WHAT IS NEEDED.
Look through the lines below and extract each one that contains "filtered".

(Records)
== == ==

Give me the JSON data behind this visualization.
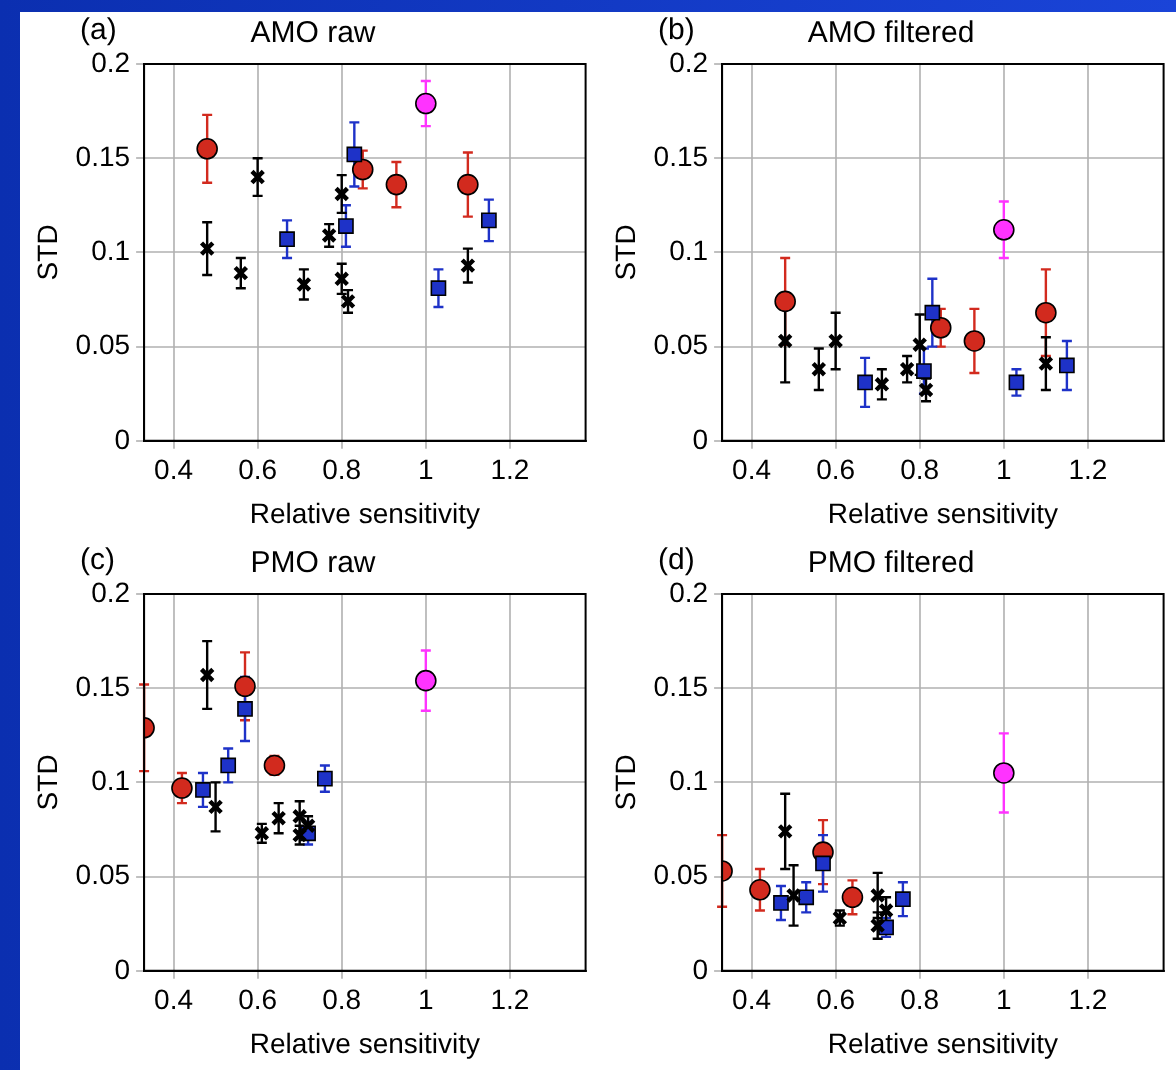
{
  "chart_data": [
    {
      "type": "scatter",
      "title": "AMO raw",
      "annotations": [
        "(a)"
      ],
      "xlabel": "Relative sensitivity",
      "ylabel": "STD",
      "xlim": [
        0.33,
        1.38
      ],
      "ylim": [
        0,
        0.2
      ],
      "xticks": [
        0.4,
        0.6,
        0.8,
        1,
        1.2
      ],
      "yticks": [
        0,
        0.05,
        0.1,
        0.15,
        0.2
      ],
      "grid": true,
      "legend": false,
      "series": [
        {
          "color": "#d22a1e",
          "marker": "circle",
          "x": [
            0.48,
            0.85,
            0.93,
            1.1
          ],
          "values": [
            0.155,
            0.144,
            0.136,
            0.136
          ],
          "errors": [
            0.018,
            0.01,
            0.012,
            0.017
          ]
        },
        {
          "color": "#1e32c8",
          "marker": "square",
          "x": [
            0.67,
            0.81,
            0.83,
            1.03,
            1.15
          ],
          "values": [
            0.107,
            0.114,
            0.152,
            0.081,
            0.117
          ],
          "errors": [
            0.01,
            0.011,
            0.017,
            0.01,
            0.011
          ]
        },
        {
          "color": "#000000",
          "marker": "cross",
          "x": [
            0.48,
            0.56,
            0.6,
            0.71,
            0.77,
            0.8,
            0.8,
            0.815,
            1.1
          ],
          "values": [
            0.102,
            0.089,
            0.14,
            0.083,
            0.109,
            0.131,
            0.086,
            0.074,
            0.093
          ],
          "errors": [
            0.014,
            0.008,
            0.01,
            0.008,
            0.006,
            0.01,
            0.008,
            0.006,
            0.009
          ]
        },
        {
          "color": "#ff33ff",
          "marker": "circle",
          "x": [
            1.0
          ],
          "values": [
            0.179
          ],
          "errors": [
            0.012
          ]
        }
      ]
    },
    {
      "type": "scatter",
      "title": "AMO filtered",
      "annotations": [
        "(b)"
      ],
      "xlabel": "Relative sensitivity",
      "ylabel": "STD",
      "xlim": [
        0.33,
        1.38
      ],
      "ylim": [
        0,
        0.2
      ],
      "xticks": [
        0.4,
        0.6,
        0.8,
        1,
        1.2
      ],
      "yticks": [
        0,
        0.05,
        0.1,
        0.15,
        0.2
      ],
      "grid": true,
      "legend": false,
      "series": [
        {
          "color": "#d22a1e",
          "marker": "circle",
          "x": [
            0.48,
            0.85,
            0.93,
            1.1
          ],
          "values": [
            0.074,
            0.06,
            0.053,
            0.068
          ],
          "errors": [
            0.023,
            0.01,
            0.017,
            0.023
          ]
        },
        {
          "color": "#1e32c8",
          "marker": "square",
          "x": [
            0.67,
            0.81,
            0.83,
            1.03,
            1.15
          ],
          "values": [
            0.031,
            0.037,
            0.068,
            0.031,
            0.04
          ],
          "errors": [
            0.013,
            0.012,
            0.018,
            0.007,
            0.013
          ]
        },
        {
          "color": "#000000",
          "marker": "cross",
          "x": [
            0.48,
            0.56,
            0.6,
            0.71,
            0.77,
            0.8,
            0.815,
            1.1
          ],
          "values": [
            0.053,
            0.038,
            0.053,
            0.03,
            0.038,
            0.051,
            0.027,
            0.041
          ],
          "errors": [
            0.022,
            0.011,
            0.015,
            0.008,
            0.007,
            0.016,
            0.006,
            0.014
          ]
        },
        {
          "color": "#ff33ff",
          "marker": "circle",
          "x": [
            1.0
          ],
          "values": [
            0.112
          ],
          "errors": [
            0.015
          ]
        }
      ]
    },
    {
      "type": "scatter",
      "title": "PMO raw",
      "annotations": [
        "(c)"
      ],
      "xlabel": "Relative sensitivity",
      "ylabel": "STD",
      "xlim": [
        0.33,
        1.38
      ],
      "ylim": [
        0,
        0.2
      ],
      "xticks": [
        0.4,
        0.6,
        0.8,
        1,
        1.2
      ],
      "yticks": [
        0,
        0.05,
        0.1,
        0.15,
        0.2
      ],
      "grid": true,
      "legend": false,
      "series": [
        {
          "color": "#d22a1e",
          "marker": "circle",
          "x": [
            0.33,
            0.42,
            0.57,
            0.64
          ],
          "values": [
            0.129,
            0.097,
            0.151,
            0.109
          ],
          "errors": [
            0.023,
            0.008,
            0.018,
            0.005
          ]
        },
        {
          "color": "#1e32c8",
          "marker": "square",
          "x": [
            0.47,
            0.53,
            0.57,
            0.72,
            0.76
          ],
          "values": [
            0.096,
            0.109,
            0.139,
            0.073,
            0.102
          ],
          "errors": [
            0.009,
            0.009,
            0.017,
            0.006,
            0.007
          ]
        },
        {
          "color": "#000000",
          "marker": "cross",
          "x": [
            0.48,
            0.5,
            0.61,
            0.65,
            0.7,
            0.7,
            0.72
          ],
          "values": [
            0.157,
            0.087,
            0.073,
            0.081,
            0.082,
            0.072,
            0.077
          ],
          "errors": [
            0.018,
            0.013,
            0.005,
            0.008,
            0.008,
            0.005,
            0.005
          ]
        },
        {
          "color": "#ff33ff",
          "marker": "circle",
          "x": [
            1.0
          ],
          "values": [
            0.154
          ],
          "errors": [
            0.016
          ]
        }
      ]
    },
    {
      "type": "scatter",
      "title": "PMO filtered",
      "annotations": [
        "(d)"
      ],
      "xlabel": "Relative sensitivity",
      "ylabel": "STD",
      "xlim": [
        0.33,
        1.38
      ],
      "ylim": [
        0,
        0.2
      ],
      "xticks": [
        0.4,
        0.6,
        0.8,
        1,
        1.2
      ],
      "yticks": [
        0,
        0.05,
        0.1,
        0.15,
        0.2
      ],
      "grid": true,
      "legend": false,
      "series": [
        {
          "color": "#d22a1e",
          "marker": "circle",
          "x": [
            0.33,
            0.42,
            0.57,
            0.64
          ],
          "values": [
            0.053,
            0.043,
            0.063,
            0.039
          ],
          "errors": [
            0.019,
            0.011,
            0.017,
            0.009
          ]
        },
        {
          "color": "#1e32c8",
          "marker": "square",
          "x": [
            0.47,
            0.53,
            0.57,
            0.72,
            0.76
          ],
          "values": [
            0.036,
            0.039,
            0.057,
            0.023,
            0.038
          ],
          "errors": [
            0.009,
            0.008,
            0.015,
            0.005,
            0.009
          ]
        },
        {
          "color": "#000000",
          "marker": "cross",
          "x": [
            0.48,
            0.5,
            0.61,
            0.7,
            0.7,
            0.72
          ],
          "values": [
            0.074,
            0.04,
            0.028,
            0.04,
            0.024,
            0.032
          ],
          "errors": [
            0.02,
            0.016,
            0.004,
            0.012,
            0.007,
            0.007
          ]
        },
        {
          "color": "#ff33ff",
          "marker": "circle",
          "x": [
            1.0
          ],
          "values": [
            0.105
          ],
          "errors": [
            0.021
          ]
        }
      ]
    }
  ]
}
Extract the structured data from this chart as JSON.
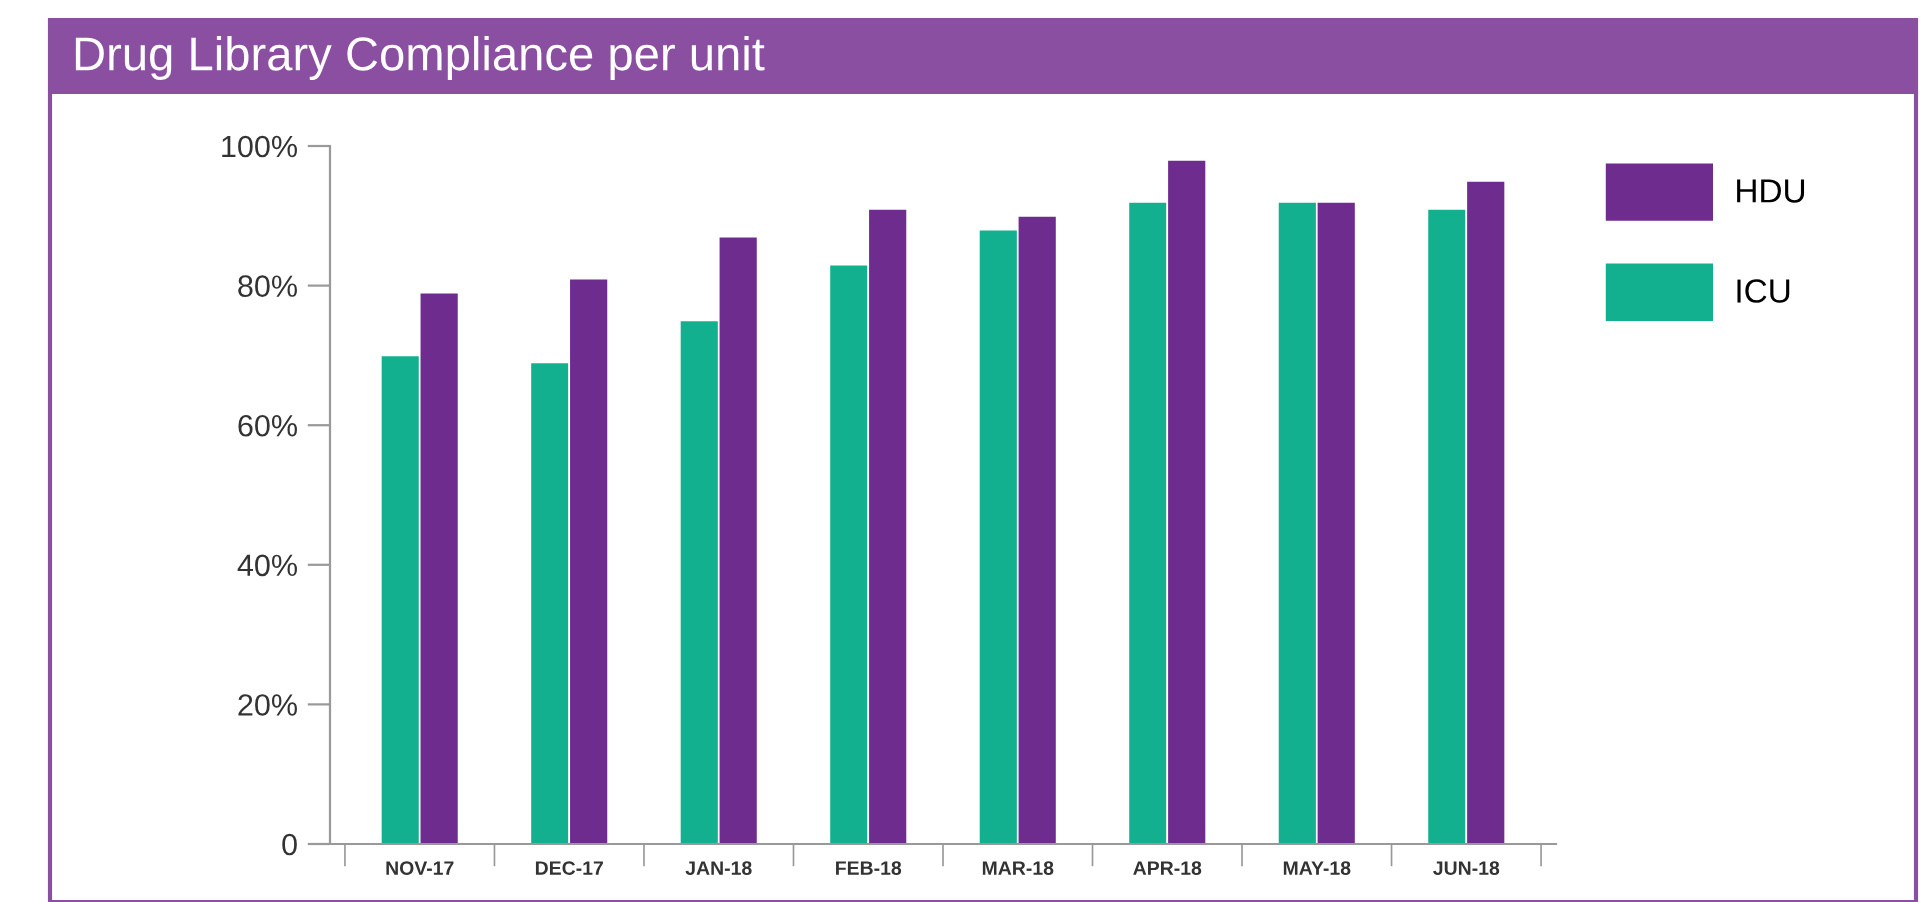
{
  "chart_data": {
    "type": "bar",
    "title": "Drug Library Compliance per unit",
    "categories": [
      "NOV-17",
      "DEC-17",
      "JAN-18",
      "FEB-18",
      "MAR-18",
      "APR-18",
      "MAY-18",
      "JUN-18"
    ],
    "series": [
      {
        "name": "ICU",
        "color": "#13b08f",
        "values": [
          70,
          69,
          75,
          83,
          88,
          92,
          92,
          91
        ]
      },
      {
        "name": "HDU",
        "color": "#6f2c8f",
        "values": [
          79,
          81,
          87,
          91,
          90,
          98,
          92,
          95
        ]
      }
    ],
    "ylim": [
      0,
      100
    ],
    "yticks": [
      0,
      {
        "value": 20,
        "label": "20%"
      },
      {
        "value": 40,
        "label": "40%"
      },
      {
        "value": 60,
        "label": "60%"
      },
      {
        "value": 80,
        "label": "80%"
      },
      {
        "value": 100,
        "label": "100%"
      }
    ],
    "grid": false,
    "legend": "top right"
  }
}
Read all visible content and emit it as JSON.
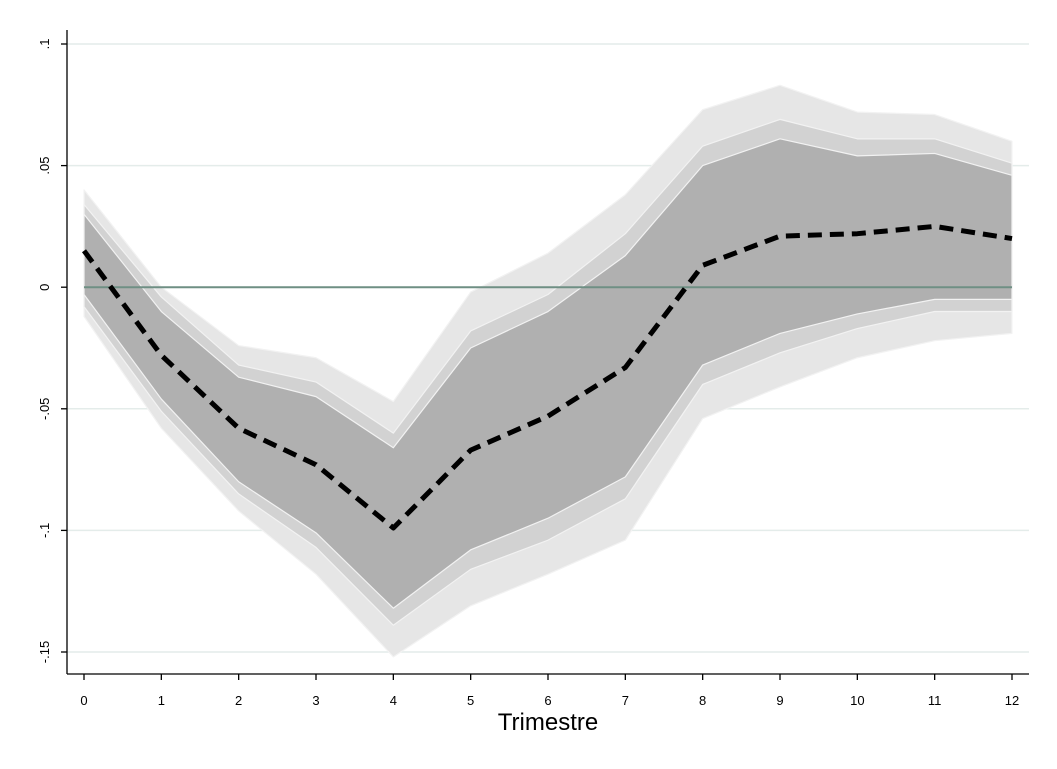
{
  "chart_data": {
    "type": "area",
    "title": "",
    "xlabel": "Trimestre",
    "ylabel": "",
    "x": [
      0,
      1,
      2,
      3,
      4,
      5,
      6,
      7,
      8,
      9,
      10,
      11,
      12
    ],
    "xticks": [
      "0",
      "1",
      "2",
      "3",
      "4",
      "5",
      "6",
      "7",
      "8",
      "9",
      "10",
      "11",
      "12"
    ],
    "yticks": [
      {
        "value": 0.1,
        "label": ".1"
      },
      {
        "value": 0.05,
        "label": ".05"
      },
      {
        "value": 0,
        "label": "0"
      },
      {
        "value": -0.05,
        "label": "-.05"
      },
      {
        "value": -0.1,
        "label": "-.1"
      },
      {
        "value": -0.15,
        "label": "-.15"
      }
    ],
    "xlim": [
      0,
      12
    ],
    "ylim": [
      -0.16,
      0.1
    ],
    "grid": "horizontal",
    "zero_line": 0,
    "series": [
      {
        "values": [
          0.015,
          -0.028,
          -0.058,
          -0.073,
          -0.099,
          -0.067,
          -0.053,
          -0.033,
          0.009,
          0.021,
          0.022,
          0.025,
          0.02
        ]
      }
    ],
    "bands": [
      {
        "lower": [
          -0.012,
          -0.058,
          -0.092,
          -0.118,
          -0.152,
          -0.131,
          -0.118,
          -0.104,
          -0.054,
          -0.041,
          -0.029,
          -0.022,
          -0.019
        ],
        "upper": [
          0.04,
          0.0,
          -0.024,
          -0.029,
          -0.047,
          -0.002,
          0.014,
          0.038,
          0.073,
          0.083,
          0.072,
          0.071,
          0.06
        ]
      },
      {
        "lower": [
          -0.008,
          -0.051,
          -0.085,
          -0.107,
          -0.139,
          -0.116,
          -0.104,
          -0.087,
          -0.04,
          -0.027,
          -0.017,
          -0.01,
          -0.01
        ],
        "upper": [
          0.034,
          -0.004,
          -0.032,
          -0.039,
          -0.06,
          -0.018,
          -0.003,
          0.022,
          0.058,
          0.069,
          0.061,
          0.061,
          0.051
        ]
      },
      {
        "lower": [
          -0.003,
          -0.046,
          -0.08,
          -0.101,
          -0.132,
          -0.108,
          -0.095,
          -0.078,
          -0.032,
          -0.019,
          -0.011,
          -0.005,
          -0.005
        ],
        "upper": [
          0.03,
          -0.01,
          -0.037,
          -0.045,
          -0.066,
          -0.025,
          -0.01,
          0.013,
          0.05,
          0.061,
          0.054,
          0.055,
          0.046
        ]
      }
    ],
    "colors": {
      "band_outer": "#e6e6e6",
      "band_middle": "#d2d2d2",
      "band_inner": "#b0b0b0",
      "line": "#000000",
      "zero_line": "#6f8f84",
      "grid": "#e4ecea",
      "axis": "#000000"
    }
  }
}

== == ==

THE COMPLETED TASK.
      "title": "AMO filtered",
      "title": "PMO filtered",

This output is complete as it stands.